● Records provided:
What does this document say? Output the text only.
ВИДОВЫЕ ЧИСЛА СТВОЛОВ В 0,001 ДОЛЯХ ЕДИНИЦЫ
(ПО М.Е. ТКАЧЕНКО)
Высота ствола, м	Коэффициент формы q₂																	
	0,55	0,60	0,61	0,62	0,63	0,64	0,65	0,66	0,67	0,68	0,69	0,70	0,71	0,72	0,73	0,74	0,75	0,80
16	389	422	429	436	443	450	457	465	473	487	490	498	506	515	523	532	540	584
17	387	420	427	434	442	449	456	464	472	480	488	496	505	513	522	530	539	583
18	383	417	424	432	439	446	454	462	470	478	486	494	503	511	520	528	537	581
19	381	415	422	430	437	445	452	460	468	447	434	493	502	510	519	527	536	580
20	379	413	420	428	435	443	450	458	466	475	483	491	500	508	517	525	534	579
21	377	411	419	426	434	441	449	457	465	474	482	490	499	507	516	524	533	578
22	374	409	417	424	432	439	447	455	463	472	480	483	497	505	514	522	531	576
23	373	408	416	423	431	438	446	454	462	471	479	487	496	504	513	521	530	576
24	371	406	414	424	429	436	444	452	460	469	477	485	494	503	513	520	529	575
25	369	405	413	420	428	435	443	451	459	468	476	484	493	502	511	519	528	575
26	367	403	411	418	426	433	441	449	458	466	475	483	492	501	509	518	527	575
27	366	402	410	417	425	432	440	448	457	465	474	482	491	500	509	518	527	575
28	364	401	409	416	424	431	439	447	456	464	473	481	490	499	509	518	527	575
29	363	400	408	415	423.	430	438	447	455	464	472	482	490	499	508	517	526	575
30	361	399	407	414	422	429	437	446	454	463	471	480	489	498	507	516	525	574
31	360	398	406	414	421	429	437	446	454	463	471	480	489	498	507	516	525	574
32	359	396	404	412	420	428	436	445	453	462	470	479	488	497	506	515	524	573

● Required task: Every entry should be printed again exactly as written.

● Response:
What does this document say? Output the text only.
ВИДОВЫЕ ЧИСЛА СТВОЛОВ В 0,001 ДОЛЯХ ЕДИНИЦЫ
(ПО М.Е. ТКАЧЕНКО)
Высота ствола, м	Коэффициент формы q₂																	
	0,55	0,60	0,61	0,62	0,63	0,64	0,65	0,66	0,67	0,68	0,69	0,70	0,71	0,72	0,73	0,74	0,75	0,80
16	389	422	429	436	443	450	457	465	473	487	490	498	506	515	523	532	540	584
17	387	420	427	434	442	449	456	464	472	480	488	496	505	513	522	530	539	583
18	383	417	424	432	439	446	454	462	470	478	486	494	503	511	520	528	537	581
19	381	415	422	430	437	445	452	460	468	447	434	493	502	510	519	527	536	580
20	379	413	420	428	435	443	450	458	466	475	483	491	500	508	517	525	534	579
21	377	411	419	426	434	441	449	457	465	474	482	490	499	507	516	524	533	578
22	374	409	417	424	432	439	447	455	463	472	480	483	497	505	514	522	531	576
23	373	408	416	423	431	438	446	454	462	471	479	487	496	504	513	521	530	576
24	371	406	414	424	429	436	444	452	460	469	477	485	494	503	513	520	529	575
25	369	405	413	420	428	435	443	451	459	468	476	484	493	502	511	519	528	575
26	367	403	411	418	426	433	441	449	458	466	475	483	492	501	509	518	527	575
27	366	402	410	417	425	432	440	448	457	465	474	482	491	500	509	518	527	575
28	364	401	409	416	424	431	439	447	456	464	473	481	490	499	509	518	527	575
29	363	400	408	415	423.	430	438	447	455	464	472	482	490	499	508	517	526	575
30	361	399	407	414	422	429	437	446	454	463	471	480	489	498	507	516	525	574
31	360	398	406	414	421	429	437	446	454	463	471	480	489	498	507	516	525	574
32	359	396	404	412	420	428	436	445	453	462	470	479	488	497	506	515	524	573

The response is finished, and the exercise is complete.